A block of data:
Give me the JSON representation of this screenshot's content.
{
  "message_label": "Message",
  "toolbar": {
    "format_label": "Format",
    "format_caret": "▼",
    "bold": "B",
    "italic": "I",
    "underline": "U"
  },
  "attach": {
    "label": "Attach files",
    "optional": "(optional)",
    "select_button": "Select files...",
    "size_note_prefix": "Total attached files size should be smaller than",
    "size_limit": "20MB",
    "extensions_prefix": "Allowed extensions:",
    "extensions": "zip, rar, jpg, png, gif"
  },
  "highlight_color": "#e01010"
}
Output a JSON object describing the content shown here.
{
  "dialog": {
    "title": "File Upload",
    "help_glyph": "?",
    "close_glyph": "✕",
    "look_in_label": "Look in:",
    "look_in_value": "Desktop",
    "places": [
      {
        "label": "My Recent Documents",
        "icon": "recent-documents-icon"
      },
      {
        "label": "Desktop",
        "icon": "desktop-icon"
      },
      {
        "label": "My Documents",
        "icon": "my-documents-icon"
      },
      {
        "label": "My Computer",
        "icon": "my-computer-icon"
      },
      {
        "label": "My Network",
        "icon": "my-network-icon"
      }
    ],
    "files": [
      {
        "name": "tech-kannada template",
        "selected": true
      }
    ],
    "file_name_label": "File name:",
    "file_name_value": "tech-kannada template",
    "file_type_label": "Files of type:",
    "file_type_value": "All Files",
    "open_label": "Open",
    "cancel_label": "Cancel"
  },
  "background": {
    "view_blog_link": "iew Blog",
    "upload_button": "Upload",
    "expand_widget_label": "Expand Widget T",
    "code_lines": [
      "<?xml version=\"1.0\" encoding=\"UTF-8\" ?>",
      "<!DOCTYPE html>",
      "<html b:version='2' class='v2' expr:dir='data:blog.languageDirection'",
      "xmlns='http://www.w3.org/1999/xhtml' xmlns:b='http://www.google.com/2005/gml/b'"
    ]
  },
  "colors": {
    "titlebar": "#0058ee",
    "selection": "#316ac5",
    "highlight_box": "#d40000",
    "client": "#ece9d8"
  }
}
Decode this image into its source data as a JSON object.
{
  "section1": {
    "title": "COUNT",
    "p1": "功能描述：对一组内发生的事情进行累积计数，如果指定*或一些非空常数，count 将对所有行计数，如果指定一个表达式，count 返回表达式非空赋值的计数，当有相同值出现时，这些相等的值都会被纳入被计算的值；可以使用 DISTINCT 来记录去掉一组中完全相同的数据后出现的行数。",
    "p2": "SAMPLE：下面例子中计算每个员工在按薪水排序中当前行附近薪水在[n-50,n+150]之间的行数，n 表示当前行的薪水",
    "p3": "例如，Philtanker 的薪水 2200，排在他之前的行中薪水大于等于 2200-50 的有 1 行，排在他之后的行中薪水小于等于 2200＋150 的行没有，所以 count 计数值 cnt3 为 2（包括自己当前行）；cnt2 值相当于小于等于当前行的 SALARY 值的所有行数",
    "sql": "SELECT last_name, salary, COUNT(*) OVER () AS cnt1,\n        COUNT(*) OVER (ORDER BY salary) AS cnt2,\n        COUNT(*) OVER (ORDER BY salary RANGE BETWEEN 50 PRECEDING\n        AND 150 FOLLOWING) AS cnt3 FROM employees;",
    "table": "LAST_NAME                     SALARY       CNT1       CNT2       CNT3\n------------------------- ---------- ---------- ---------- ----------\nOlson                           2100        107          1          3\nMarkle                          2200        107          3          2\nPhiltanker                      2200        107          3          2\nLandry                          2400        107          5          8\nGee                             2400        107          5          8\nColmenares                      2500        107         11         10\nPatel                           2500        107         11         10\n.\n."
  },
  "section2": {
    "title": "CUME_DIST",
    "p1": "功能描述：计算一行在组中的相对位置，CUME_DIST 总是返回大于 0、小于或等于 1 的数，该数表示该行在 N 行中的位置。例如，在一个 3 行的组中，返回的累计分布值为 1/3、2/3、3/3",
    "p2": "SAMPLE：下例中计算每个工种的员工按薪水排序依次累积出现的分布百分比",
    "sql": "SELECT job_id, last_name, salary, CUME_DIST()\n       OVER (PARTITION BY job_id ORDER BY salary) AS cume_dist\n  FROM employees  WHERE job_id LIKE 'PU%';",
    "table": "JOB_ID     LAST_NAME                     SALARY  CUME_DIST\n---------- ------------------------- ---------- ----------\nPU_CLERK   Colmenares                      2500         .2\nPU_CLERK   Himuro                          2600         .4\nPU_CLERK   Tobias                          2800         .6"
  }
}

Do this:
For each line of the listing that holds the word "FROM", show that line.

Solution to the problem:
    "sql": "SELECT last_name, salary, COUNT(*) OVER () AS cnt1,\n        COUNT(*) OVER (ORDER BY salary) AS cnt2,\n        COUNT(*) OVER (ORDER BY salary RANGE BETWEEN 50 PRECEDING\n        AND 150 FOLLOWING) AS cnt3 FROM employees;",
    "sql": "SELECT job_id, last_name, salary, CUME_DIST()\n       OVER (PARTITION BY job_id ORDER BY salary) AS cume_dist\n  FROM employees  WHERE job_id LIKE 'PU%';",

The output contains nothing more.